** START Data rows **
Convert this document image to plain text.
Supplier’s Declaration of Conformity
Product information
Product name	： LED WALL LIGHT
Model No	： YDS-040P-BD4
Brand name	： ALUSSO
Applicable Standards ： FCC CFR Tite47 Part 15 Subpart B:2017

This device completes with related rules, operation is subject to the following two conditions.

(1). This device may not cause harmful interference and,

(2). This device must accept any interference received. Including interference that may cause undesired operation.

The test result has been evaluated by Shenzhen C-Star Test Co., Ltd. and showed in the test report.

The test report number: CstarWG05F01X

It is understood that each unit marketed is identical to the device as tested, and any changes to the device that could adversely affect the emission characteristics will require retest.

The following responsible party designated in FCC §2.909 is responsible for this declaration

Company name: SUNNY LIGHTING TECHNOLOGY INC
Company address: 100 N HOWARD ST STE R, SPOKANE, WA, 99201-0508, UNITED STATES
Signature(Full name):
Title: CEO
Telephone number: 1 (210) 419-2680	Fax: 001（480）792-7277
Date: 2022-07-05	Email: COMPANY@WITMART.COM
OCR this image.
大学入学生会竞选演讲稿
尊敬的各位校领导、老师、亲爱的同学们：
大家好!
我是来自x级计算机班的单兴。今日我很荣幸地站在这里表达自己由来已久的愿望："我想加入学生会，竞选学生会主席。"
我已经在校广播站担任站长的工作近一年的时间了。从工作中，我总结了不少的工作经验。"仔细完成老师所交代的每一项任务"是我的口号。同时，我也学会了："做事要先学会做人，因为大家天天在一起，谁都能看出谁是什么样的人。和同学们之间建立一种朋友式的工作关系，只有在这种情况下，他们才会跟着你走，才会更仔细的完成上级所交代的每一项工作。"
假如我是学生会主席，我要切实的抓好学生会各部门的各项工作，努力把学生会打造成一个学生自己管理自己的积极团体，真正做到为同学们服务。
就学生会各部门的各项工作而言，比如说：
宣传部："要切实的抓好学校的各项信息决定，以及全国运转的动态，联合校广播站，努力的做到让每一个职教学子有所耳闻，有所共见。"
** END Data rows **
What the task requires: Quote exactly what appears from the line containing "OCR this image." through the final line of the listing above, including both of those lines.

Expected answer:
OCR this image.
大学入学生会竞选演讲稿
尊敬的各位校领导、老师、亲爱的同学们：
大家好!
我是来自x级计算机班的单兴。今日我很荣幸地站在这里表达自己由来已久的愿望："我想加入学生会，竞选学生会主席。"
我已经在校广播站担任站长的工作近一年的时间了。从工作中，我总结了不少的工作经验。"仔细完成老师所交代的每一项任务"是我的口号。同时，我也学会了："做事要先学会做人，因为大家天天在一起，谁都能看出谁是什么样的人。和同学们之间建立一种朋友式的工作关系，只有在这种情况下，他们才会跟着你走，才会更仔细的完成上级所交代的每一项工作。"
假如我是学生会主席，我要切实的抓好学生会各部门的各项工作，努力把学生会打造成一个学生自己管理自己的积极团体，真正做到为同学们服务。
就学生会各部门的各项工作而言，比如说：
宣传部："要切实的抓好学校的各项信息决定，以及全国运转的动态，联合校广播站，努力的做到让每一个职教学子有所耳闻，有所共见。"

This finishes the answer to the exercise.